Entries with figure data:
■ ■ ■ ■ ■
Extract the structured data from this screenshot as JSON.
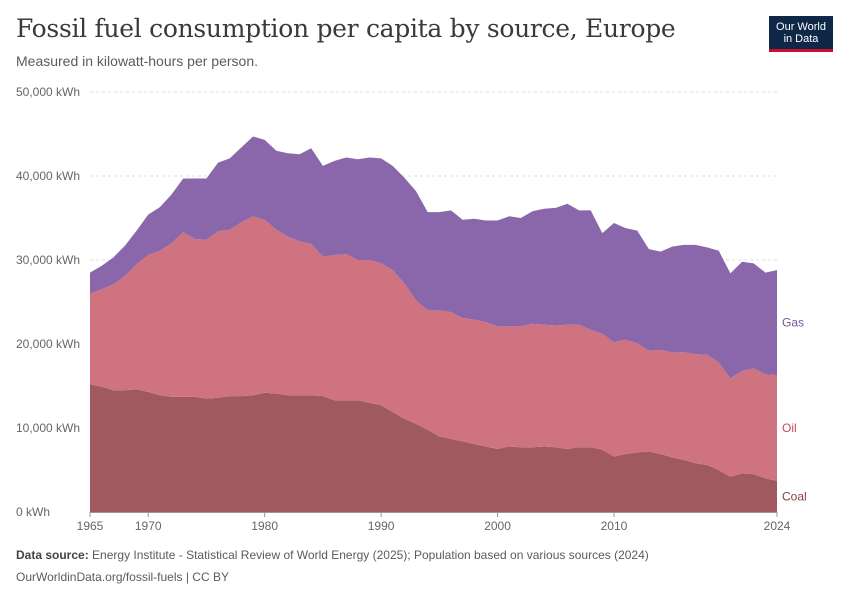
{
  "title": "Fossil fuel consumption per capita by source, Europe",
  "subtitle": "Measured in kilowatt-hours per person.",
  "logo": {
    "line1": "Our World",
    "line2": "in Data"
  },
  "footer": {
    "source_label": "Data source:",
    "source_text": "Energy Institute - Statistical Review of World Energy (2025); Population based on various sources (2024)",
    "url": "OurWorldinData.org/fossil-fuels | CC BY"
  },
  "colors": {
    "coal": "#a05a5f",
    "oil": "#cf7380",
    "gas": "#8a66aa",
    "coal_label": "#8b3a40",
    "oil_label": "#c24d5f",
    "gas_label": "#7a4f9e"
  },
  "chart_data": {
    "type": "area",
    "stacked": true,
    "x": [
      1965,
      1966,
      1967,
      1968,
      1969,
      1970,
      1971,
      1972,
      1973,
      1974,
      1975,
      1976,
      1977,
      1978,
      1979,
      1980,
      1981,
      1982,
      1983,
      1984,
      1985,
      1986,
      1987,
      1988,
      1989,
      1990,
      1991,
      1992,
      1993,
      1994,
      1995,
      1996,
      1997,
      1998,
      1999,
      2000,
      2001,
      2002,
      2003,
      2004,
      2005,
      2006,
      2007,
      2008,
      2009,
      2010,
      2011,
      2012,
      2013,
      2014,
      2015,
      2016,
      2017,
      2018,
      2019,
      2020,
      2021,
      2022,
      2023,
      2024
    ],
    "series": [
      {
        "name": "Coal",
        "values": [
          15200,
          14900,
          14500,
          14500,
          14600,
          14300,
          13900,
          13700,
          13700,
          13700,
          13500,
          13600,
          13800,
          13800,
          13900,
          14200,
          14100,
          13900,
          13900,
          13900,
          13800,
          13300,
          13300,
          13300,
          13000,
          12700,
          11900,
          11100,
          10500,
          9800,
          9000,
          8700,
          8400,
          8100,
          7800,
          7500,
          7800,
          7700,
          7700,
          7800,
          7700,
          7500,
          7700,
          7700,
          7400,
          6600,
          6900,
          7100,
          7200,
          6900,
          6500,
          6200,
          5800,
          5600,
          5000,
          4200,
          4600,
          4500,
          4000,
          3700
        ]
      },
      {
        "name": "Oil",
        "values": [
          10800,
          11600,
          12600,
          13600,
          14900,
          16300,
          17200,
          18300,
          19600,
          18800,
          18900,
          19800,
          19800,
          20700,
          21300,
          20600,
          19500,
          18900,
          18300,
          18000,
          16600,
          17300,
          17400,
          16700,
          17000,
          16900,
          16900,
          16100,
          14700,
          14200,
          15000,
          15100,
          14700,
          14800,
          14800,
          14600,
          14300,
          14400,
          14700,
          14500,
          14500,
          14800,
          14600,
          14000,
          13800,
          13600,
          13600,
          13000,
          12000,
          12400,
          12500,
          12800,
          13000,
          13100,
          12800,
          11700,
          12200,
          12600,
          12400,
          12600
        ]
      },
      {
        "name": "Gas",
        "values": [
          2500,
          2800,
          3200,
          3600,
          4000,
          4800,
          5200,
          5800,
          6400,
          7200,
          7300,
          8200,
          8500,
          8900,
          9500,
          9500,
          9400,
          9900,
          10400,
          11400,
          10800,
          11200,
          11500,
          12000,
          12200,
          12500,
          12400,
          12600,
          13000,
          11700,
          11700,
          12100,
          11700,
          12000,
          12100,
          12600,
          13100,
          12900,
          13400,
          13800,
          14000,
          14400,
          13600,
          14200,
          12000,
          14200,
          13300,
          13400,
          12100,
          11700,
          12600,
          12800,
          13000,
          12800,
          13300,
          12500,
          13000,
          12500,
          12100,
          12500
        ]
      }
    ],
    "ylim": [
      0,
      50000
    ],
    "yticks": [
      "0 kWh",
      "10,000 kWh",
      "20,000 kWh",
      "30,000 kWh",
      "40,000 kWh",
      "50,000 kWh"
    ],
    "ytick_values": [
      0,
      10000,
      20000,
      30000,
      40000,
      50000
    ],
    "xticks": [
      "1965",
      "1970",
      "1980",
      "1990",
      "2000",
      "2010",
      "2024"
    ],
    "xtick_values": [
      1965,
      1970,
      1980,
      1990,
      2000,
      2010,
      2024
    ],
    "grid": true,
    "legend": "inline-right"
  }
}
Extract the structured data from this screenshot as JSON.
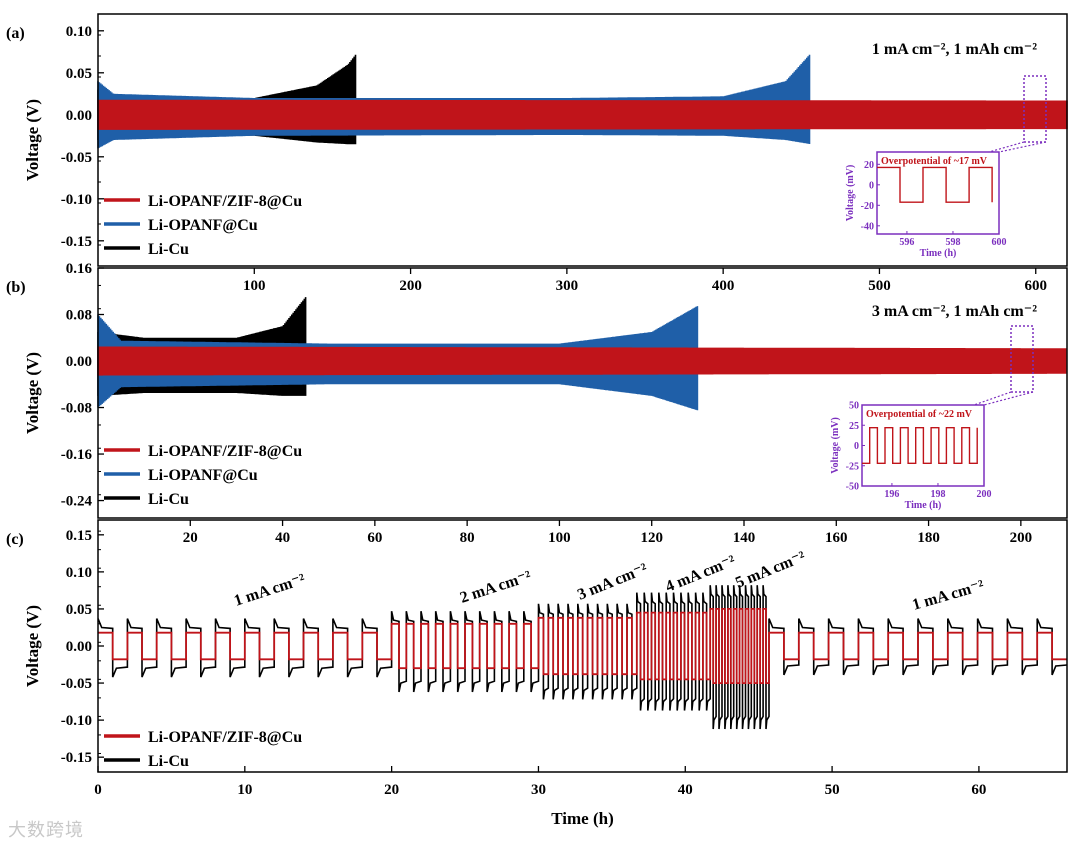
■ ■ ■ ■ ■
● TASK DETAILS: Without including the pictures, return each record above exactly as it stands.

● EXERCISE OUTPUT:
Extract the structured data from this screenshot as JSON.
{
  "title": "Fossil fuel consumption per capita by source, Europe",
  "subtitle": "Measured in kilowatt-hours per person.",
  "logo": {
    "line1": "Our World",
    "line2": "in Data"
  },
  "footer": {
    "source_label": "Data source:",
    "source_text": "Energy Institute - Statistical Review of World Energy (2025); Population based on various sources (2024)",
    "url": "OurWorldinData.org/fossil-fuels | CC BY"
  },
  "colors": {
    "coal": "#a05a5f",
    "oil": "#cf7380",
    "gas": "#8a66aa",
    "coal_label": "#8b3a40",
    "oil_label": "#c24d5f",
    "gas_label": "#7a4f9e"
  },
  "chart_data": {
    "type": "area",
    "stacked": true,
    "x": [
      1965,
      1966,
      1967,
      1968,
      1969,
      1970,
      1971,
      1972,
      1973,
      1974,
      1975,
      1976,
      1977,
      1978,
      1979,
      1980,
      1981,
      1982,
      1983,
      1984,
      1985,
      1986,
      1987,
      1988,
      1989,
      1990,
      1991,
      1992,
      1993,
      1994,
      1995,
      1996,
      1997,
      1998,
      1999,
      2000,
      2001,
      2002,
      2003,
      2004,
      2005,
      2006,
      2007,
      2008,
      2009,
      2010,
      2011,
      2012,
      2013,
      2014,
      2015,
      2016,
      2017,
      2018,
      2019,
      2020,
      2021,
      2022,
      2023,
      2024
    ],
    "series": [
      {
        "name": "Coal",
        "values": [
          15200,
          14900,
          14500,
          14500,
          14600,
          14300,
          13900,
          13700,
          13700,
          13700,
          13500,
          13600,
          13800,
          13800,
          13900,
          14200,
          14100,
          13900,
          13900,
          13900,
          13800,
          13300,
          13300,
          13300,
          13000,
          12700,
          11900,
          11100,
          10500,
          9800,
          9000,
          8700,
          8400,
          8100,
          7800,
          7500,
          7800,
          7700,
          7700,
          7800,
          7700,
          7500,
          7700,
          7700,
          7400,
          6600,
          6900,
          7100,
          7200,
          6900,
          6500,
          6200,
          5800,
          5600,
          5000,
          4200,
          4600,
          4500,
          4000,
          3700
        ]
      },
      {
        "name": "Oil",
        "values": [
          10800,
          11600,
          12600,
          13600,
          14900,
          16300,
          17200,
          18300,
          19600,
          18800,
          18900,
          19800,
          19800,
          20700,
          21300,
          20600,
          19500,
          18900,
          18300,
          18000,
          16600,
          17300,
          17400,
          16700,
          17000,
          16900,
          16900,
          16100,
          14700,
          14200,
          15000,
          15100,
          14700,
          14800,
          14800,
          14600,
          14300,
          14400,
          14700,
          14500,
          14500,
          14800,
          14600,
          14000,
          13800,
          13600,
          13600,
          13000,
          12000,
          12400,
          12500,
          12800,
          13000,
          13100,
          12800,
          11700,
          12200,
          12600,
          12400,
          12600
        ]
      },
      {
        "name": "Gas",
        "values": [
          2500,
          2800,
          3200,
          3600,
          4000,
          4800,
          5200,
          5800,
          6400,
          7200,
          7300,
          8200,
          8500,
          8900,
          9500,
          9500,
          9400,
          9900,
          10400,
          11400,
          10800,
          11200,
          11500,
          12000,
          12200,
          12500,
          12400,
          12600,
          13000,
          11700,
          11700,
          12100,
          11700,
          12000,
          12100,
          12600,
          13100,
          12900,
          13400,
          13800,
          14000,
          14400,
          13600,
          14200,
          12000,
          14200,
          13300,
          13400,
          12100,
          11700,
          12600,
          12800,
          13000,
          12800,
          13300,
          12500,
          13000,
          12500,
          12100,
          12500
        ]
      }
    ],
    "ylim": [
      0,
      50000
    ],
    "yticks": [
      "0 kWh",
      "10,000 kWh",
      "20,000 kWh",
      "30,000 kWh",
      "40,000 kWh",
      "50,000 kWh"
    ],
    "ytick_values": [
      0,
      10000,
      20000,
      30000,
      40000,
      50000
    ],
    "xticks": [
      "1965",
      "1970",
      "1980",
      "1990",
      "2000",
      "2010",
      "2024"
    ],
    "xtick_values": [
      1965,
      1970,
      1980,
      1990,
      2000,
      2010,
      2024
    ],
    "grid": true,
    "legend": "inline-right"
  }
}
Extract the structured data from this screenshot as JSON.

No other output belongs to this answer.